Data records
>>>

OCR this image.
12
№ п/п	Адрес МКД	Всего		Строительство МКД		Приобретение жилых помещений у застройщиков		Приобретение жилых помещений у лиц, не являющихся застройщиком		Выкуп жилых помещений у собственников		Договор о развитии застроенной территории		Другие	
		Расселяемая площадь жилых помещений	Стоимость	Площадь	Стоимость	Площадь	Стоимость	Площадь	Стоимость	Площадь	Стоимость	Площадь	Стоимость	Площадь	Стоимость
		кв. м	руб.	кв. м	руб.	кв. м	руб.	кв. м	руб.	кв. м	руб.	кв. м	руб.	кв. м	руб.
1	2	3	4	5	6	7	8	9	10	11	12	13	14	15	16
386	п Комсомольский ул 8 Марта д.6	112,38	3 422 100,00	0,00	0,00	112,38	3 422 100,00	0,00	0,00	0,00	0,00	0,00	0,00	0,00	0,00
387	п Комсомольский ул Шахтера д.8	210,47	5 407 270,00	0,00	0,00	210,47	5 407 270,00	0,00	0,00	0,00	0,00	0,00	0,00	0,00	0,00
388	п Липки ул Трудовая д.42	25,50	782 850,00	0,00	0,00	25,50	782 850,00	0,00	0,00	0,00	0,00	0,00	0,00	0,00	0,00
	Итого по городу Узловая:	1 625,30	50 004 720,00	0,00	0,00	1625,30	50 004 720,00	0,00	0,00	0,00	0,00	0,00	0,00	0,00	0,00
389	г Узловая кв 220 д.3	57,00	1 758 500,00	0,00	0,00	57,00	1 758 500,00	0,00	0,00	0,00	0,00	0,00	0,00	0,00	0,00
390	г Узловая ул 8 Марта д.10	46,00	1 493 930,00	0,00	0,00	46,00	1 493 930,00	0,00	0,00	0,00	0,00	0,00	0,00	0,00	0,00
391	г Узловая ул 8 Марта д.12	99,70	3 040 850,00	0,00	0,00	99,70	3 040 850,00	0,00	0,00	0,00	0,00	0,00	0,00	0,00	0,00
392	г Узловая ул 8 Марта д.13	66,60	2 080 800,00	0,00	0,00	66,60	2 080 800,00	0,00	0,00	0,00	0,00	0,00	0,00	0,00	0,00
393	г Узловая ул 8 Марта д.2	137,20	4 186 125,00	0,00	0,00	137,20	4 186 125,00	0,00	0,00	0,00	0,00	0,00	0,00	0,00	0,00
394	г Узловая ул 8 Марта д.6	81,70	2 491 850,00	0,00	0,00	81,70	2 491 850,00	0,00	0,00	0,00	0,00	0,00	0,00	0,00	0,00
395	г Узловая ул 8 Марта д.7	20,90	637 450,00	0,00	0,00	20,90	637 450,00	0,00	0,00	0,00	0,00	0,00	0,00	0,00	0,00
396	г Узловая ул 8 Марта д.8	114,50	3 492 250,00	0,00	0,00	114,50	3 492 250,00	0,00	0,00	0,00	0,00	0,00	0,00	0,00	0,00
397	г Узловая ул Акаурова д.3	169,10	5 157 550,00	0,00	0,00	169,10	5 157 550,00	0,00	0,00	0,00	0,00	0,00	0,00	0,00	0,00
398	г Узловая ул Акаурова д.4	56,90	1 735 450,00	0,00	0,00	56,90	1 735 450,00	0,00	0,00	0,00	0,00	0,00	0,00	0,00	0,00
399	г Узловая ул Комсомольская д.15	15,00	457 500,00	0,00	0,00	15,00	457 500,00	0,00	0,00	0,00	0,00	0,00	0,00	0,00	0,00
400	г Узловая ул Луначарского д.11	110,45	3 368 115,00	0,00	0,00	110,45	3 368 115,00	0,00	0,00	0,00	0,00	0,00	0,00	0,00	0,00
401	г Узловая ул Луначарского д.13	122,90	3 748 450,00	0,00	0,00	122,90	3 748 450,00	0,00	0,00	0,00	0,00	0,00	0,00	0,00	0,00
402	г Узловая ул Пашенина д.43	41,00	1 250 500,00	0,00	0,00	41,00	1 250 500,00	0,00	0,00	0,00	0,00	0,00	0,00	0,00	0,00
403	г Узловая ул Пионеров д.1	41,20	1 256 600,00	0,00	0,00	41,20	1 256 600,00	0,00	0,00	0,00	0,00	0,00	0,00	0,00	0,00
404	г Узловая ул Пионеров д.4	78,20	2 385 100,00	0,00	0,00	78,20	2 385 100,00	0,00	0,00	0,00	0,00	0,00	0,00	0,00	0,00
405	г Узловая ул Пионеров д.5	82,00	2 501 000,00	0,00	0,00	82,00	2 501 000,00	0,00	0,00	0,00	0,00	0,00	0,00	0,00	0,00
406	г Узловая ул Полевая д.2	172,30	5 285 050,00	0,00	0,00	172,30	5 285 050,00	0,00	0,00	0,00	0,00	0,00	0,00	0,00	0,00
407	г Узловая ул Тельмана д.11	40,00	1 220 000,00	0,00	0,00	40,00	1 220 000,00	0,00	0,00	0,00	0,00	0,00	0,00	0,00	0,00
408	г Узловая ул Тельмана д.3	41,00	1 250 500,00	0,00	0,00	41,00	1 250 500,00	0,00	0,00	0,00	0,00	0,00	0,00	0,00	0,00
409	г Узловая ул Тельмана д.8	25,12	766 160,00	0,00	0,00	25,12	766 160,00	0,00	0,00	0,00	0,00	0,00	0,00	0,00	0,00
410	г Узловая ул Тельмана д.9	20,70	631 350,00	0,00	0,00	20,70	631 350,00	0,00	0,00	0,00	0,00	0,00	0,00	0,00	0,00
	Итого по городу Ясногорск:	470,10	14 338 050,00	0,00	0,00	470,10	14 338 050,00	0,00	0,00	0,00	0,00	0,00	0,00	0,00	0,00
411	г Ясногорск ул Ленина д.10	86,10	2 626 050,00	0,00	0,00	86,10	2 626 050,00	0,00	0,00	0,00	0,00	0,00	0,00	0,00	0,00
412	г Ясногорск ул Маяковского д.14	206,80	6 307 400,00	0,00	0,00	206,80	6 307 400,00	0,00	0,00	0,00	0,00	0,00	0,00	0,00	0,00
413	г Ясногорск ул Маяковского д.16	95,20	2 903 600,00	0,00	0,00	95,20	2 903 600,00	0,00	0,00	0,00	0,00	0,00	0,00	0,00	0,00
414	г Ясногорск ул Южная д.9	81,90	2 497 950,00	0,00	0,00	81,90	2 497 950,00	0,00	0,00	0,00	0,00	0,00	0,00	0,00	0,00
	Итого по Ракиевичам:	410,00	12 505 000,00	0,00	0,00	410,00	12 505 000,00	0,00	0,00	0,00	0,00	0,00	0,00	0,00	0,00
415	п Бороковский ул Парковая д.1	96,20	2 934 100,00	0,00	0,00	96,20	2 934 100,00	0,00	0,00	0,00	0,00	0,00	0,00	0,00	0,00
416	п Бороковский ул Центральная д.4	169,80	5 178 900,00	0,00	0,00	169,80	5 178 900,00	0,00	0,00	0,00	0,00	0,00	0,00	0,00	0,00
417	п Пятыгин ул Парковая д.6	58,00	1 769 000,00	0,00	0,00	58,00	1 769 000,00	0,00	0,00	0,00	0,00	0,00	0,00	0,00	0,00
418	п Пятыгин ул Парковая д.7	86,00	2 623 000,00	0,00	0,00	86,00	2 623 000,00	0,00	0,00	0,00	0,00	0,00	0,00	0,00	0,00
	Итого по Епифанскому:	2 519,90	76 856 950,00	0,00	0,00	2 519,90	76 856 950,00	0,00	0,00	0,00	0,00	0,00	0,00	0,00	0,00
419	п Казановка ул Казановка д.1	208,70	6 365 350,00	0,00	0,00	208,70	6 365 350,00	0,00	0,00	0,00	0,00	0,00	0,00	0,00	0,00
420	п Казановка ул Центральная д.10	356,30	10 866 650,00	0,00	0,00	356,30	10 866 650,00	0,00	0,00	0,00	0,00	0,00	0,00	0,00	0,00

<<<

**What this task involves**
Take each line containing the string "Парковая" and copy it out.

**Complete answer**
415	п Бороковский ул Парковая д.1	96,20	2 934 100,00	0,00	0,00	96,20	2 934 100,00	0,00	0,00	0,00	0,00	0,00	0,00	0,00	0,00
417	п Пятыгин ул Парковая д.6	58,00	1 769 000,00	0,00	0,00	58,00	1 769 000,00	0,00	0,00	0,00	0,00	0,00	0,00	0,00	0,00
418	п Пятыгин ул Парковая д.7	86,00	2 623 000,00	0,00	0,00	86,00	2 623 000,00	0,00	0,00	0,00	0,00	0,00	0,00	0,00	0,00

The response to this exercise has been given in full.